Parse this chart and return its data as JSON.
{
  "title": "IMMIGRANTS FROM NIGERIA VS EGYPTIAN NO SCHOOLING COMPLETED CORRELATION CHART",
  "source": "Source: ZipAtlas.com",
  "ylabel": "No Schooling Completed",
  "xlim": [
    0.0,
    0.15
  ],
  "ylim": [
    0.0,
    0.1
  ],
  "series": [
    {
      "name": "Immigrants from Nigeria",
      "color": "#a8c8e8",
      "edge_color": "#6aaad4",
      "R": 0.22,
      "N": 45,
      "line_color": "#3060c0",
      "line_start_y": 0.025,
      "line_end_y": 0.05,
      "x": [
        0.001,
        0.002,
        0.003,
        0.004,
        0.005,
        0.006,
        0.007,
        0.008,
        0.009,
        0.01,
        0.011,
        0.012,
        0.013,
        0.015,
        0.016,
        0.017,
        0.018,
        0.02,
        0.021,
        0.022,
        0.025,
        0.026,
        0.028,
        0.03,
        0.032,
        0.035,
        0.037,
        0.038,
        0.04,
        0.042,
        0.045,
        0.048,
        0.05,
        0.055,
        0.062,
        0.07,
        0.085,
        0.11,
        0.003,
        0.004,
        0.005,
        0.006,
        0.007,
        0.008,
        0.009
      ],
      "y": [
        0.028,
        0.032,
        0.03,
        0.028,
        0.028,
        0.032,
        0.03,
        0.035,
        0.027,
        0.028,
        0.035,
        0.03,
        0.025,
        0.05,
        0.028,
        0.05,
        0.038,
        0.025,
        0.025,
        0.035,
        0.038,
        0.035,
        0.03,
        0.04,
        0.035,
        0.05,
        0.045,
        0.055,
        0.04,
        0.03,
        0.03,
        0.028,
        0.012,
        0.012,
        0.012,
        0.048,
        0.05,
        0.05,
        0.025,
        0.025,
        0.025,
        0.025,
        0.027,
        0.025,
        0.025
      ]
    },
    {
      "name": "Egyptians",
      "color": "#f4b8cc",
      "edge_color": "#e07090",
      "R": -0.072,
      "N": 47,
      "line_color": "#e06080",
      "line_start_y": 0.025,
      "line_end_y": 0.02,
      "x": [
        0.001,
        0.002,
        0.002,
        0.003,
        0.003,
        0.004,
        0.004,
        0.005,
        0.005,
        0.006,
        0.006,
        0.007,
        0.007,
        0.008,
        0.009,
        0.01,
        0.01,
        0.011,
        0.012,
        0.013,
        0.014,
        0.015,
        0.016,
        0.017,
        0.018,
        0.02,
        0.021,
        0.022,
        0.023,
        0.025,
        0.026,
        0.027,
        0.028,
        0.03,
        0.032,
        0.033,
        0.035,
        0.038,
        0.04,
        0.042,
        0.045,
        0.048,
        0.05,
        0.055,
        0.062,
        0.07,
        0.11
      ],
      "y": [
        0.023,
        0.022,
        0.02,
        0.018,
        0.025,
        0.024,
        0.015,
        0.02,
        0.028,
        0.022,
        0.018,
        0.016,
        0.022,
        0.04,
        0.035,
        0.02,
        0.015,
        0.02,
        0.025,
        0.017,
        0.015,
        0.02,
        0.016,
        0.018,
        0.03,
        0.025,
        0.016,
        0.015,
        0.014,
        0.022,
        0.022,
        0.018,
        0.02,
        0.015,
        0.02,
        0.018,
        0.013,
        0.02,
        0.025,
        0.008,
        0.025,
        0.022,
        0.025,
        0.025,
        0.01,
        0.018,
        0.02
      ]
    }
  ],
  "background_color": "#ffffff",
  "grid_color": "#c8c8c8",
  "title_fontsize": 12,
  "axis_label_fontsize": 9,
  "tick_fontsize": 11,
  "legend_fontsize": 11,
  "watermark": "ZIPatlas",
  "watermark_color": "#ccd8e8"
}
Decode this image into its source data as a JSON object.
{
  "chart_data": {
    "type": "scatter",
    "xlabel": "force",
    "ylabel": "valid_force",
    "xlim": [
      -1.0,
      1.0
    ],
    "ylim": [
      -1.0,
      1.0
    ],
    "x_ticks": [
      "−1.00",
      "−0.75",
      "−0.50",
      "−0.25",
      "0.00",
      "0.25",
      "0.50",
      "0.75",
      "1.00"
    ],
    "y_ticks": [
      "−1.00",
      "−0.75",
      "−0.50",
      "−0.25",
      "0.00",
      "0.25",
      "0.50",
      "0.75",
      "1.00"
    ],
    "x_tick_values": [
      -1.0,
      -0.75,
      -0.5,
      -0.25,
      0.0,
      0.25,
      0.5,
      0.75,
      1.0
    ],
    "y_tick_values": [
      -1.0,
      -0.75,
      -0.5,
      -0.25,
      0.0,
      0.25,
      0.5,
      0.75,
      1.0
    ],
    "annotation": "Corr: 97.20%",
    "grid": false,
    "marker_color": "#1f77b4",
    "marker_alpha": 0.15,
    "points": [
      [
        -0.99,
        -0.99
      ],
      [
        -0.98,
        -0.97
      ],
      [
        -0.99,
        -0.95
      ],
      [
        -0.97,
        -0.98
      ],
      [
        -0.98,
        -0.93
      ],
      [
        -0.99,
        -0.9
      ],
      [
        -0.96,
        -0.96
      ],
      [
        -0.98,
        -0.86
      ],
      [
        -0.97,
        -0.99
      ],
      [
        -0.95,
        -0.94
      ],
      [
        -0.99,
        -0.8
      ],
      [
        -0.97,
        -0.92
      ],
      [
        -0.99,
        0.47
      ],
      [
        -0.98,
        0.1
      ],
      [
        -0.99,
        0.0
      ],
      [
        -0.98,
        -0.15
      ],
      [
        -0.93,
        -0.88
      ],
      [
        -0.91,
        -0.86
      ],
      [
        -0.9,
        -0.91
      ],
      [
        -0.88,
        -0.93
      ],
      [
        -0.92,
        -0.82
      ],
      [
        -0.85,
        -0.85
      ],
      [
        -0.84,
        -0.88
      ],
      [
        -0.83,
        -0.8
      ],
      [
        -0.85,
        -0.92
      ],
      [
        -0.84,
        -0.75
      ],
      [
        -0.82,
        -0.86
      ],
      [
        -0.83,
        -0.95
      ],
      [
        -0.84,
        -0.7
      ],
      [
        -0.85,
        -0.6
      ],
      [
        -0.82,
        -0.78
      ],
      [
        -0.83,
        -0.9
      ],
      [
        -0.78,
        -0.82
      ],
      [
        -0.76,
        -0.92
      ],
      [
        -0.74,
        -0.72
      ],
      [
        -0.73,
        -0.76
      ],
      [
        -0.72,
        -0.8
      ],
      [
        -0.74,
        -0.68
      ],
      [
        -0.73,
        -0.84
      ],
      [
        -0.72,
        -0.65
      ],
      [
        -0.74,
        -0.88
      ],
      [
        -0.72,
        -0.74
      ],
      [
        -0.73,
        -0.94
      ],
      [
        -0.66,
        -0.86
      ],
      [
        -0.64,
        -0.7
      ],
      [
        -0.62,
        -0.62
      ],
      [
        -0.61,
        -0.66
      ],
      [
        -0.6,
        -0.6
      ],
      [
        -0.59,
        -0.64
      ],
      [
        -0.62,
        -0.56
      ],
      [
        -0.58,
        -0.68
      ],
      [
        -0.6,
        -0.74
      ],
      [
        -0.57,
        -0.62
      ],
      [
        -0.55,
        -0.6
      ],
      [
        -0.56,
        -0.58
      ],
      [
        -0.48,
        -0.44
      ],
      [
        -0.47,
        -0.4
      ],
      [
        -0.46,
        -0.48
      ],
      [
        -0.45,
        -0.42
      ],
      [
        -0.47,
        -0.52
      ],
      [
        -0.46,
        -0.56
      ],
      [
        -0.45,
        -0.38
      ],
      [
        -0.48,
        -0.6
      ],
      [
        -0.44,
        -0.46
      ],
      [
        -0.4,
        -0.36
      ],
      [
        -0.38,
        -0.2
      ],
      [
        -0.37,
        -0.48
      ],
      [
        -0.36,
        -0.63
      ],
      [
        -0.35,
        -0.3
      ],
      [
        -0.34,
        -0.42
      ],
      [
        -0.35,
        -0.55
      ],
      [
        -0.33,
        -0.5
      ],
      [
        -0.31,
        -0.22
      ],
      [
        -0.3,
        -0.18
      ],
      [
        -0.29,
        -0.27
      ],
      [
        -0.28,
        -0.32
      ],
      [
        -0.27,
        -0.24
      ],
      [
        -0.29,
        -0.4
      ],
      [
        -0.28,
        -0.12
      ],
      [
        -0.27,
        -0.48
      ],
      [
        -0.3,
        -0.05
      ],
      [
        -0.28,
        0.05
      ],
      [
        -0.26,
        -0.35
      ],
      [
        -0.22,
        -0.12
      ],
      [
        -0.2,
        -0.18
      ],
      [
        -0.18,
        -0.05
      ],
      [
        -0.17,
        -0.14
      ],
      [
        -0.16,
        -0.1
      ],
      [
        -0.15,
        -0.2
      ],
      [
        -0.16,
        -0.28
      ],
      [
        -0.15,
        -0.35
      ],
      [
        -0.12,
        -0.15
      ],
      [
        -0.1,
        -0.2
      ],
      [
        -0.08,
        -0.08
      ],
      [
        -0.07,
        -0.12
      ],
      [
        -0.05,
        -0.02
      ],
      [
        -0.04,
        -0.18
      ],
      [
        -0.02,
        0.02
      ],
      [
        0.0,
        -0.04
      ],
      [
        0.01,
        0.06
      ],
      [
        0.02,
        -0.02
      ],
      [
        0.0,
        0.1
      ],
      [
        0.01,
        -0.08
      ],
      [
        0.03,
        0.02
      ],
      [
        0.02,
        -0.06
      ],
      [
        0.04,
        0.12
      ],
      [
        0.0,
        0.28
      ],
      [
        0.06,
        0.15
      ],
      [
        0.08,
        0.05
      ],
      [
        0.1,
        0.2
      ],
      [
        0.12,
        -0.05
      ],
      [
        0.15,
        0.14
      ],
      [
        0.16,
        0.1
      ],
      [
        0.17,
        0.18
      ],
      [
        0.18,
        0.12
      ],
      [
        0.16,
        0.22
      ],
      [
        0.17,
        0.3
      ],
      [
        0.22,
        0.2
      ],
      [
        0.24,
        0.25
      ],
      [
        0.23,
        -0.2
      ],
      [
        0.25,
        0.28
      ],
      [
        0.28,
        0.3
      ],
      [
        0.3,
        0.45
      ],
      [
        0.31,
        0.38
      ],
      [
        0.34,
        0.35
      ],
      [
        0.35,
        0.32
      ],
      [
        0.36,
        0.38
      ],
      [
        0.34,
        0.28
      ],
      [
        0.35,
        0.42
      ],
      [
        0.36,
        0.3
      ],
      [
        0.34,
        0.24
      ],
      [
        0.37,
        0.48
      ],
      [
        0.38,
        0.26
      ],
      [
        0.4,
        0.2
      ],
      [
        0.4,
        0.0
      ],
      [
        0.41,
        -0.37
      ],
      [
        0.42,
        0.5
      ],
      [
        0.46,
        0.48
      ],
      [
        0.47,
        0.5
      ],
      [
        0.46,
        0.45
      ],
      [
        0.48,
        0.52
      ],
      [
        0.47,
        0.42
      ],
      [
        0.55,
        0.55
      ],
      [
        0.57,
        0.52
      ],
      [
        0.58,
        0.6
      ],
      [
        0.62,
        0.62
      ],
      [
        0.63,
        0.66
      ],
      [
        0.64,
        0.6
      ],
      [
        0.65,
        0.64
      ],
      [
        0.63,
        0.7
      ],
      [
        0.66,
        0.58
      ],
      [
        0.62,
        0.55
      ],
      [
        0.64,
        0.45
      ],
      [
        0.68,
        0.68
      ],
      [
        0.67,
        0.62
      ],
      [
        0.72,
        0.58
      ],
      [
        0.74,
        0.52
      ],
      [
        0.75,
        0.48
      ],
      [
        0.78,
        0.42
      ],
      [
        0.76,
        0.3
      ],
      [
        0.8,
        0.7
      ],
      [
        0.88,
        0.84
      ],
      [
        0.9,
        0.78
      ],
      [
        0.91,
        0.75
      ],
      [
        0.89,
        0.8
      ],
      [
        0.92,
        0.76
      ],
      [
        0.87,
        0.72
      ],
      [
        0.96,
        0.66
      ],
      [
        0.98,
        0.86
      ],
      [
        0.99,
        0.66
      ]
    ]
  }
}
*****
--- Required work ---
From the listing above, copy every line that holds the string "ylabel".

--- Exercise answer ---
  "ylabel": "No Schooling Completed",
    "ylabel": "valid_force",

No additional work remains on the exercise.